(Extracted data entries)
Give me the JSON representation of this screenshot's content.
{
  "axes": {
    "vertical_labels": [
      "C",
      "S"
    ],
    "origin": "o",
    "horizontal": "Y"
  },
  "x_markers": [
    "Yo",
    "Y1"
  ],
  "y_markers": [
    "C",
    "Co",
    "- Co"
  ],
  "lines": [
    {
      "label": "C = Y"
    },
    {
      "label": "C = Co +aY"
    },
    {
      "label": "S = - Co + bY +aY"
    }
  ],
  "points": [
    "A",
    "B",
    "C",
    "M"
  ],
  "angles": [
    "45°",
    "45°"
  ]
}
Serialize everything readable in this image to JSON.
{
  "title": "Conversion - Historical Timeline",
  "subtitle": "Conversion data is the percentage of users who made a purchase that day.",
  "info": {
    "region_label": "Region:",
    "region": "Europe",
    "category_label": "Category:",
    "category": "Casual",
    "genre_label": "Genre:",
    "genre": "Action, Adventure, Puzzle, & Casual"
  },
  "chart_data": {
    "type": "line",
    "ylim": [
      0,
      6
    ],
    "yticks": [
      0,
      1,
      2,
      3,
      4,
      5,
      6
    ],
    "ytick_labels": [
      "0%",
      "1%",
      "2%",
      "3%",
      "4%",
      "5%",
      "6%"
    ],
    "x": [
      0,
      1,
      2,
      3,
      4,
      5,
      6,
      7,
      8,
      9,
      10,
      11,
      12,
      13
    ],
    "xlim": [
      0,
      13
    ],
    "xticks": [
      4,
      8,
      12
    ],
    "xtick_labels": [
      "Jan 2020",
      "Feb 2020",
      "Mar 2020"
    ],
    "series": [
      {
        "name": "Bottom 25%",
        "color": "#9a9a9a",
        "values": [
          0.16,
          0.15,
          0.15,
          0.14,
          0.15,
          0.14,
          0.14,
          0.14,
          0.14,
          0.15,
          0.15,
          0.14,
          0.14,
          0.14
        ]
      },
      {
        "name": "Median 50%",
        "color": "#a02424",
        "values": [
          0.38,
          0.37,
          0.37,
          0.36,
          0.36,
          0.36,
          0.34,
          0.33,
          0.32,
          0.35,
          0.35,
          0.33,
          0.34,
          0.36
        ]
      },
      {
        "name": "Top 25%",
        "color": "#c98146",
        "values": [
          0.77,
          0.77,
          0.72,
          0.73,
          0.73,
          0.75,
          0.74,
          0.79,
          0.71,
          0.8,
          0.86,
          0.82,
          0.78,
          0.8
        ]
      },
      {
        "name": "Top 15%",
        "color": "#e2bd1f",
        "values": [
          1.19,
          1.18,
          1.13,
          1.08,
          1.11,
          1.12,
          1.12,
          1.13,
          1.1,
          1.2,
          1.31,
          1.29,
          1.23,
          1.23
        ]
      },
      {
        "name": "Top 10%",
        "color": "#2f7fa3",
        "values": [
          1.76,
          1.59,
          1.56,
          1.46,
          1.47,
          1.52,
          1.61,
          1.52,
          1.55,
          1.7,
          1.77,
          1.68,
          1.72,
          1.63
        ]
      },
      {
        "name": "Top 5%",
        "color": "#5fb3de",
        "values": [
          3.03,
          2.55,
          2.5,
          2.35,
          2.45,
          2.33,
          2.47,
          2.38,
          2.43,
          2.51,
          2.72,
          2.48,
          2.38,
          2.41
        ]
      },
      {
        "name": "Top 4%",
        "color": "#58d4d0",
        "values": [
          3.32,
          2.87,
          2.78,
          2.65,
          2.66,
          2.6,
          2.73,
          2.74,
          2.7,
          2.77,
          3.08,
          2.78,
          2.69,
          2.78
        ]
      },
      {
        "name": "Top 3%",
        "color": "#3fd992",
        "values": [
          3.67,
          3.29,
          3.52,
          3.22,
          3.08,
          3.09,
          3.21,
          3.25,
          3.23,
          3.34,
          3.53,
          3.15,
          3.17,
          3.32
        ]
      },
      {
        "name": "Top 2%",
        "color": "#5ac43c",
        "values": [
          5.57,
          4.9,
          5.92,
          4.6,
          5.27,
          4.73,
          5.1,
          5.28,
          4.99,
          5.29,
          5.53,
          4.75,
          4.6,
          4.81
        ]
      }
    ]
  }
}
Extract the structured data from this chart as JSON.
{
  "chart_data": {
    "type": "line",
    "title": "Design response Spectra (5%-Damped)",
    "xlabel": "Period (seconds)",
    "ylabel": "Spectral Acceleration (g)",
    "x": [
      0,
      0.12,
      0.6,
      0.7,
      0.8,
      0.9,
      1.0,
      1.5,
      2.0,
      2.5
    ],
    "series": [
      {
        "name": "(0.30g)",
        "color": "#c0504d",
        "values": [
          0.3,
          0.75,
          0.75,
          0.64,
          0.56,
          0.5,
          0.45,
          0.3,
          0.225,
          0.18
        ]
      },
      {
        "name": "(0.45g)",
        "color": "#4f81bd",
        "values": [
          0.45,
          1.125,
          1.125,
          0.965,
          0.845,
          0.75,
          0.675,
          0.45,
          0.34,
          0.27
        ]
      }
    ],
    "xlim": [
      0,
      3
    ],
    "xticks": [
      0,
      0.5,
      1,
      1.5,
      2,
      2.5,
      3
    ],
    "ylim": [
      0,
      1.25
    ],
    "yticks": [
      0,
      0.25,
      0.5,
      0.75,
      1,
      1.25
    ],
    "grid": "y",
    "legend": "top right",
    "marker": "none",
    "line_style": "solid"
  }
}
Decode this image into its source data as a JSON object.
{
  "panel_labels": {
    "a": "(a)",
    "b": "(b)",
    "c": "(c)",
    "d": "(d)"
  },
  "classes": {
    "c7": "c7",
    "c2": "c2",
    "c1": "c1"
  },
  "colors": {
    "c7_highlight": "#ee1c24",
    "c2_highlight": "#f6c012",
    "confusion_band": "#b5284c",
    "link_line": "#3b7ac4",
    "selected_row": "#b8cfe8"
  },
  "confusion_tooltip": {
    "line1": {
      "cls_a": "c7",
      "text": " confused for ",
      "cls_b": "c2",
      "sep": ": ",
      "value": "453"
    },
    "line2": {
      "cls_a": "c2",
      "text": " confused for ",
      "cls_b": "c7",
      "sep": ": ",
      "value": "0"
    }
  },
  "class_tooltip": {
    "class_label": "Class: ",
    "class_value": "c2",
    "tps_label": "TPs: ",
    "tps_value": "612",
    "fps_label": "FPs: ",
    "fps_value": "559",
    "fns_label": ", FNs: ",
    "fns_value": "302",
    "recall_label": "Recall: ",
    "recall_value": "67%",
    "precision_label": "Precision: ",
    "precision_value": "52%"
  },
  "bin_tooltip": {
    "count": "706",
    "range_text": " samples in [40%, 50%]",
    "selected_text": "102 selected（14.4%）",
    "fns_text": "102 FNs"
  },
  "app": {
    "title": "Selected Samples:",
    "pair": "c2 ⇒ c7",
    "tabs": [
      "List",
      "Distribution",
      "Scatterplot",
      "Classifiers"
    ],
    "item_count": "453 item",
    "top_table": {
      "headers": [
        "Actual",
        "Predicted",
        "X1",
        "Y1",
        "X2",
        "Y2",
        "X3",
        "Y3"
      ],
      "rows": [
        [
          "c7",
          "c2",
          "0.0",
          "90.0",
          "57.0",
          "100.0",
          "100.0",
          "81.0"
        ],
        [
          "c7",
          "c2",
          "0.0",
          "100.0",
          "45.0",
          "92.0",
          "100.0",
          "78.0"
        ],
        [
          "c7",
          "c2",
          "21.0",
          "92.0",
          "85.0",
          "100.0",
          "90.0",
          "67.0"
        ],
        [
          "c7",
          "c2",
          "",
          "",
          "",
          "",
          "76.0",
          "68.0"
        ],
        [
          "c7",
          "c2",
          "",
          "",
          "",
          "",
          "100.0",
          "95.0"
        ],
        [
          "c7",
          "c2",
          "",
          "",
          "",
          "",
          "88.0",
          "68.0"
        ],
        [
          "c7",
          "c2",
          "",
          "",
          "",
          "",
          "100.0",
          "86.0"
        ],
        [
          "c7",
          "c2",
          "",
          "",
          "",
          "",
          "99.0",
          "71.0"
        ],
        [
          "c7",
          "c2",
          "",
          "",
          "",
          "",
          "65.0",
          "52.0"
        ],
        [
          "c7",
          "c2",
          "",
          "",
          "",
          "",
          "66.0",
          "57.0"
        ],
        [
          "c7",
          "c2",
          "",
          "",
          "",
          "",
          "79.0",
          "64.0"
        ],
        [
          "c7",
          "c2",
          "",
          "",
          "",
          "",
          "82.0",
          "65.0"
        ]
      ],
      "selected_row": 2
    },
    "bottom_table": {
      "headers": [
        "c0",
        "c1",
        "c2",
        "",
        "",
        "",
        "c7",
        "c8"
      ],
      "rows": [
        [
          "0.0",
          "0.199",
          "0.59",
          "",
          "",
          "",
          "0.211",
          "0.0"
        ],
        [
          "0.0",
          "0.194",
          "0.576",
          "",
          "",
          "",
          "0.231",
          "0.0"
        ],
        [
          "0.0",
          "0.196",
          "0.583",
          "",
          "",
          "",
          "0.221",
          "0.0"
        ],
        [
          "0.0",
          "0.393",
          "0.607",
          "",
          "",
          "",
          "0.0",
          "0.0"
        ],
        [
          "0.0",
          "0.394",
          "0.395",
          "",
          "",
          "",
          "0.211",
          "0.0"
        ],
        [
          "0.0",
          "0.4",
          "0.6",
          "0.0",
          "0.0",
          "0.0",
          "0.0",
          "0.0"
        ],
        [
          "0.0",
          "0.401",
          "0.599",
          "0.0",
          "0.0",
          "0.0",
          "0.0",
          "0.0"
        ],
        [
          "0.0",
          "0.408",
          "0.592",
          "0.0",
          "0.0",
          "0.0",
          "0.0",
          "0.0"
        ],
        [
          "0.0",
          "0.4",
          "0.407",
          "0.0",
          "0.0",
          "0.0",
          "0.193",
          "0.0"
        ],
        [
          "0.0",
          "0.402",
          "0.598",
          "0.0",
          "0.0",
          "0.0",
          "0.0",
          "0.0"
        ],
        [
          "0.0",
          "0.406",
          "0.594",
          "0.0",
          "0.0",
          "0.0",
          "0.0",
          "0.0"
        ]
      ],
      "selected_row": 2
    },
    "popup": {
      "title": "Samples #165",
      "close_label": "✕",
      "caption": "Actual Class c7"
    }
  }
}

» **Instructions to follow**
Write out every line of the preceding listing that contains "this".

» **Completed exercise**
Give me the JSON representation of this screenshot's content.
Serialize everything readable in this image to JSON.
Extract the structured data from this chart as JSON.
Decode this image into its source data as a JSON object.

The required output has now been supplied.